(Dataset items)
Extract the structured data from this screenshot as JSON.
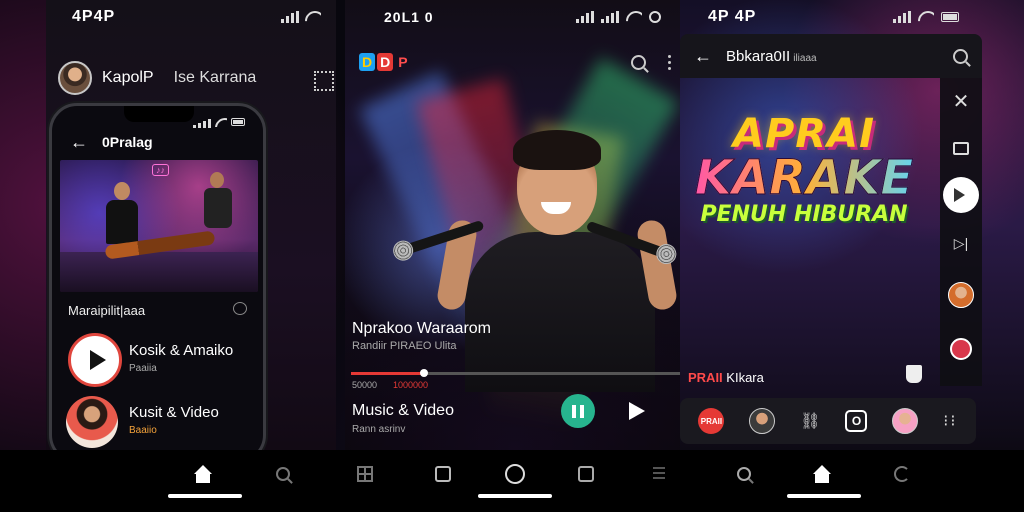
{
  "status_bars": {
    "left_time": "4P4P",
    "center_time": "20L1 0",
    "right_time": "4P 4P"
  },
  "left_panel": {
    "header_name": "KapolP",
    "header_subname": "Ise Karrana",
    "phone": {
      "title": "0Pralag"
    },
    "section_label": "Maraipilit|aaa",
    "items": [
      {
        "title": "Kosik & Amaiko",
        "subtitle": "Paaiia"
      },
      {
        "title": "Kusit & Video",
        "subtitle": "Baaiio"
      }
    ]
  },
  "center_panel": {
    "logo": [
      "D",
      "D",
      "P"
    ],
    "now_playing": {
      "title": "Nprakoo Waraarom",
      "subtitle": "Randiir PIRAEO Ulita",
      "time_current": "50000",
      "time_total": "1000000",
      "progress": 0.22
    },
    "music_video": {
      "title": "Music & Video",
      "subtitle": "Rann asrinv"
    }
  },
  "right_panel": {
    "title": "Bbkara0II",
    "title_small": "iliaaa",
    "headline": {
      "line1": "APRAI",
      "line2": "KARAKE",
      "line3": "PENUH HIBURAN"
    },
    "label_red": "PRAII",
    "label_white": "KIkara",
    "dock_badge": "PRAII"
  },
  "colors": {
    "accent_red": "#e53935",
    "accent_green": "#27b48e",
    "title_yellow": "#ffcc1e",
    "title_lime": "#c8ff3c"
  },
  "icons": {
    "nav": [
      "home-icon",
      "search-icon",
      "grid-icon",
      "share-icon",
      "music-note-icon",
      "box-icon",
      "menu-icon",
      "search-icon",
      "home-icon",
      "refresh-icon"
    ]
  }
}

■ SET PROBLEM
Reproduce the material above in full, exactly, with no images.

■ RESULT OF THE TASK
Extract the structured data from this screenshot as JSON.
{
  "status_bars": {
    "left_time": "4P4P",
    "center_time": "20L1 0",
    "right_time": "4P 4P"
  },
  "left_panel": {
    "header_name": "KapolP",
    "header_subname": "Ise Karrana",
    "phone": {
      "title": "0Pralag"
    },
    "section_label": "Maraipilit|aaa",
    "items": [
      {
        "title": "Kosik & Amaiko",
        "subtitle": "Paaiia"
      },
      {
        "title": "Kusit & Video",
        "subtitle": "Baaiio"
      }
    ]
  },
  "center_panel": {
    "logo": [
      "D",
      "D",
      "P"
    ],
    "now_playing": {
      "title": "Nprakoo Waraarom",
      "subtitle": "Randiir PIRAEO Ulita",
      "time_current": "50000",
      "time_total": "1000000",
      "progress": 0.22
    },
    "music_video": {
      "title": "Music & Video",
      "subtitle": "Rann asrinv"
    }
  },
  "right_panel": {
    "title": "Bbkara0II",
    "title_small": "iliaaa",
    "headline": {
      "line1": "APRAI",
      "line2": "KARAKE",
      "line3": "PENUH HIBURAN"
    },
    "label_red": "PRAII",
    "label_white": "KIkara",
    "dock_badge": "PRAII"
  },
  "colors": {
    "accent_red": "#e53935",
    "accent_green": "#27b48e",
    "title_yellow": "#ffcc1e",
    "title_lime": "#c8ff3c"
  },
  "icons": {
    "nav": [
      "home-icon",
      "search-icon",
      "grid-icon",
      "share-icon",
      "music-note-icon",
      "box-icon",
      "menu-icon",
      "search-icon",
      "home-icon",
      "refresh-icon"
    ]
  }
}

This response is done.